### Task directions
In the entries that follow, count each line containing "ตรวจก" and state the total, nothing more.

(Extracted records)
....
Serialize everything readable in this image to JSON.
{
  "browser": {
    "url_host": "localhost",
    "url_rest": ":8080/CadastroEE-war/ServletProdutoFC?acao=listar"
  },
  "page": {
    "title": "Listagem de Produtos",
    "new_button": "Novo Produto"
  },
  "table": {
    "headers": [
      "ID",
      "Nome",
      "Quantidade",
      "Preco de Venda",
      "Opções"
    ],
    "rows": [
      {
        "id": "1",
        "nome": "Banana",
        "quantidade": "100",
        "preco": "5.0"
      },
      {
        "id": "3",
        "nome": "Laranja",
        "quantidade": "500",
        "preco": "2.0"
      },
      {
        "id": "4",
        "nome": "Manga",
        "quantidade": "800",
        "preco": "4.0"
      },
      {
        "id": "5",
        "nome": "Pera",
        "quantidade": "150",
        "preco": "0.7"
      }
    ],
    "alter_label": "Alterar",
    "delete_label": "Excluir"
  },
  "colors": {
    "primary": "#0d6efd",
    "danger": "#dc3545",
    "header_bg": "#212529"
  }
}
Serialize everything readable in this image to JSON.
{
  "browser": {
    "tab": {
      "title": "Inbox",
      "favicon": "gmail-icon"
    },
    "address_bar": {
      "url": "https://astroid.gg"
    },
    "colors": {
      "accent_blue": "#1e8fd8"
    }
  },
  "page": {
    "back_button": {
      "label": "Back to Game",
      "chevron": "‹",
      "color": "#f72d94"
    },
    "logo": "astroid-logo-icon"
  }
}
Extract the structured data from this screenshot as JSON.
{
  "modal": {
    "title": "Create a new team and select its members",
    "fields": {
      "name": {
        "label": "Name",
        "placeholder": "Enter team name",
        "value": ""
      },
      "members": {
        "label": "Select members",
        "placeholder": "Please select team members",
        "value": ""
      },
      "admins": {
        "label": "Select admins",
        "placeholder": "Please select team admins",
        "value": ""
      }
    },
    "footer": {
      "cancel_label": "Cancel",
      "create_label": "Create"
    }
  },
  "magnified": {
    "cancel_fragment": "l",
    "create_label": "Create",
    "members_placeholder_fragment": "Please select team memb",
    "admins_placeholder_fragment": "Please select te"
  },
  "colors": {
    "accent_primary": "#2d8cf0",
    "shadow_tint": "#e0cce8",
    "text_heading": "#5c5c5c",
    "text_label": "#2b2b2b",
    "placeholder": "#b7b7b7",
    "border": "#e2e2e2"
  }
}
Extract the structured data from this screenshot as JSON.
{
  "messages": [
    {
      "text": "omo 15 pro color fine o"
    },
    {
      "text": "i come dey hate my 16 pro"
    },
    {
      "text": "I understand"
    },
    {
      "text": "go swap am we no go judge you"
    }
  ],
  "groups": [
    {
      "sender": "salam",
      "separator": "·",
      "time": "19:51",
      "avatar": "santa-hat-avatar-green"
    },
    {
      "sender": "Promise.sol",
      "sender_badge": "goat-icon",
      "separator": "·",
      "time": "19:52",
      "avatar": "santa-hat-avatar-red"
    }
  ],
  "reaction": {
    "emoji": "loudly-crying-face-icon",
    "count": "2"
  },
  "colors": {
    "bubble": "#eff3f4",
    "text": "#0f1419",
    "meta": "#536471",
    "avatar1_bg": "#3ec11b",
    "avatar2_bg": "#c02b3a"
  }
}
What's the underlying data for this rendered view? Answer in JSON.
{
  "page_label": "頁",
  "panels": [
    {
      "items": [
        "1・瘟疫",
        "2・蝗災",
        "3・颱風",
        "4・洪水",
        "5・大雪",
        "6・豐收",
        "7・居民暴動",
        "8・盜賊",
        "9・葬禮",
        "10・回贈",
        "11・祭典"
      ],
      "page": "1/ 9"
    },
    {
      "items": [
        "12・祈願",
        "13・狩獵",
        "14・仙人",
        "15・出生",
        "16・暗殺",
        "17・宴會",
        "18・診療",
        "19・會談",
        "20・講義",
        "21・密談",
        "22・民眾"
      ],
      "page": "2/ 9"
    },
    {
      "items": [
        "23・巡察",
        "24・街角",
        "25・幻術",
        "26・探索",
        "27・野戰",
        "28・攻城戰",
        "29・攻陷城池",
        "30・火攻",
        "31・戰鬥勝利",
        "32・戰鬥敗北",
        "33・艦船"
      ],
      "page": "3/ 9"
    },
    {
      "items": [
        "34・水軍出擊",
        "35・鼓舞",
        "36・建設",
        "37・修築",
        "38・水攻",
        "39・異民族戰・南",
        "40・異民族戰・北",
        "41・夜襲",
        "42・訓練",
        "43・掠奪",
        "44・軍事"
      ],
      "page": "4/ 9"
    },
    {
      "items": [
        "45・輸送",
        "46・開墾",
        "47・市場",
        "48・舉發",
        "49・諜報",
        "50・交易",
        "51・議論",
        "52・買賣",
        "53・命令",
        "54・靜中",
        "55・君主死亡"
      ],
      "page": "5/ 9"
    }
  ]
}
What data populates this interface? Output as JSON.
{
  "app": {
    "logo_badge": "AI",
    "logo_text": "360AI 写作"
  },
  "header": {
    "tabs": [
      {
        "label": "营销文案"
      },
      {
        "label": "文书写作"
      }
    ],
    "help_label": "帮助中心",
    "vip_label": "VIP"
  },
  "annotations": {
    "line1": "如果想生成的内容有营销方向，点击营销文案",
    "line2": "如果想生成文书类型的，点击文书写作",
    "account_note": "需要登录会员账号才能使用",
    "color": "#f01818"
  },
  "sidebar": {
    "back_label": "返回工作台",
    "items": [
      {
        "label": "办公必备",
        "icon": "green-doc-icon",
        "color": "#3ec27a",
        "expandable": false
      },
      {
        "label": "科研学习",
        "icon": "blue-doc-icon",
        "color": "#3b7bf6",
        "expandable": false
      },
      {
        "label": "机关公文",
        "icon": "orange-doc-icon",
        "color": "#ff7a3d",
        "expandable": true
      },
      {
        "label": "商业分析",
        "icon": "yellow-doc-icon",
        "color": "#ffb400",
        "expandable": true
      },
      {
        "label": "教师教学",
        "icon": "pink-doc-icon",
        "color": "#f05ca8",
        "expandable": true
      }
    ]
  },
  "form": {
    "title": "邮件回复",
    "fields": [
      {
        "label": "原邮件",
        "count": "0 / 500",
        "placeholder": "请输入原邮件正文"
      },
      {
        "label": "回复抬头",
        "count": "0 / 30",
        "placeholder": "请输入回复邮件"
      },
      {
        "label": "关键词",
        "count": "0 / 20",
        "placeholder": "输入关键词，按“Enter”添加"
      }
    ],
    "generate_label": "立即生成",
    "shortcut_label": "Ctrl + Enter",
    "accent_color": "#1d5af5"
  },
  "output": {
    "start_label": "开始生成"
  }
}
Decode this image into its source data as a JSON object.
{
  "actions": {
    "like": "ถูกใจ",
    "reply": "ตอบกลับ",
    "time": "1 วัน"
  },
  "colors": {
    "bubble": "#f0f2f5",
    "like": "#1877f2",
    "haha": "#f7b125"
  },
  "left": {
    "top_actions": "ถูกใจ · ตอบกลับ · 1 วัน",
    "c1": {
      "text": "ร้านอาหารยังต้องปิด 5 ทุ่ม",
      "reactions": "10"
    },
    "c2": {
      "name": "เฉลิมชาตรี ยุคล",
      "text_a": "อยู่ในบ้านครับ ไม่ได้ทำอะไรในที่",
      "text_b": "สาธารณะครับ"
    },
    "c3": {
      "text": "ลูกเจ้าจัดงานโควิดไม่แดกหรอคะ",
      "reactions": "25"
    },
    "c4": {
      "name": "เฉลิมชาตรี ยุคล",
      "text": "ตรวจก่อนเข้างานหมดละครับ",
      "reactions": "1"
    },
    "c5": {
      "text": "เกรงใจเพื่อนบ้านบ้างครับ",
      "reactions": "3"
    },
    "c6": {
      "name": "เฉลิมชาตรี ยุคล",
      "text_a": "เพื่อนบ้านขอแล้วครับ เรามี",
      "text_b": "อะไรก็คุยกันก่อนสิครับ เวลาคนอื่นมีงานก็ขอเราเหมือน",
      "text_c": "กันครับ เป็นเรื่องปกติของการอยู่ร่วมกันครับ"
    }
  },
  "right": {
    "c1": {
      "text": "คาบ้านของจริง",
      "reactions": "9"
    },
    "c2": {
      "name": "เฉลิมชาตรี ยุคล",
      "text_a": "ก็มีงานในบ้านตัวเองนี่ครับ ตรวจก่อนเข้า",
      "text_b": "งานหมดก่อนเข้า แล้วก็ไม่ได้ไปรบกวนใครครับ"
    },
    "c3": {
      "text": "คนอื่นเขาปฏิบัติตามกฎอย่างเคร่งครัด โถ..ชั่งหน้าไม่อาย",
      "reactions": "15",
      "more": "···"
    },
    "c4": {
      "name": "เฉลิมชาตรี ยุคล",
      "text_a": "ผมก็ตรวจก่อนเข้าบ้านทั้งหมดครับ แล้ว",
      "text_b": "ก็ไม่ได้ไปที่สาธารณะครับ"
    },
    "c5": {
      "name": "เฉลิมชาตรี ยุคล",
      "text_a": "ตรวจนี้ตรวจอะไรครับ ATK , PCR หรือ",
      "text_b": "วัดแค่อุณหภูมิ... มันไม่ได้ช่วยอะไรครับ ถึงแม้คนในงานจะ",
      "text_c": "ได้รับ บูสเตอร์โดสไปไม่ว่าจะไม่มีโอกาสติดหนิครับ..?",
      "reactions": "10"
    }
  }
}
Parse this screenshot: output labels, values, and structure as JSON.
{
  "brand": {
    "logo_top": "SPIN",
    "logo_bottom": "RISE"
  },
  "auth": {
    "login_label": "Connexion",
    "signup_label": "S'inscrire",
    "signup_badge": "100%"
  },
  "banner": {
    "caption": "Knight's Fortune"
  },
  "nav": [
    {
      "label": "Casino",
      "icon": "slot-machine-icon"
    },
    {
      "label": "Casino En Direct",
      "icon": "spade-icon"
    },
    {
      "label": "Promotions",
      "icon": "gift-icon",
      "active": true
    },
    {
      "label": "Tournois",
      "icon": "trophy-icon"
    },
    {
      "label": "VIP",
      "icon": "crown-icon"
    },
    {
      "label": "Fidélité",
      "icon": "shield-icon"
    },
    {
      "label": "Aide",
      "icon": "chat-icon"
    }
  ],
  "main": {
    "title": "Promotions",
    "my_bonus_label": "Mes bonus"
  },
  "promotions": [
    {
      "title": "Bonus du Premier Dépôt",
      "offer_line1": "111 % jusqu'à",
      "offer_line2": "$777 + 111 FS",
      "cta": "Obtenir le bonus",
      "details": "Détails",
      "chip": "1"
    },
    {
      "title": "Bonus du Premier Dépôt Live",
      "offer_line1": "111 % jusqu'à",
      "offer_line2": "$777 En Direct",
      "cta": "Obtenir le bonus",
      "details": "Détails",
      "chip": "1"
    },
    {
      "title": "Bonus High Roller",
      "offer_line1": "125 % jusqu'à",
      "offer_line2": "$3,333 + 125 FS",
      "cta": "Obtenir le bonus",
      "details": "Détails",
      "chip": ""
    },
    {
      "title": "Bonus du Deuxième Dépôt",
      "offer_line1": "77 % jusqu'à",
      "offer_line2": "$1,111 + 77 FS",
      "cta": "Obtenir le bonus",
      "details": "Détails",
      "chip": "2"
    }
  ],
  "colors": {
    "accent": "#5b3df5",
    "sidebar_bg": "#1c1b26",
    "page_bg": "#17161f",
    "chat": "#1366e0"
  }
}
....
### Final result
3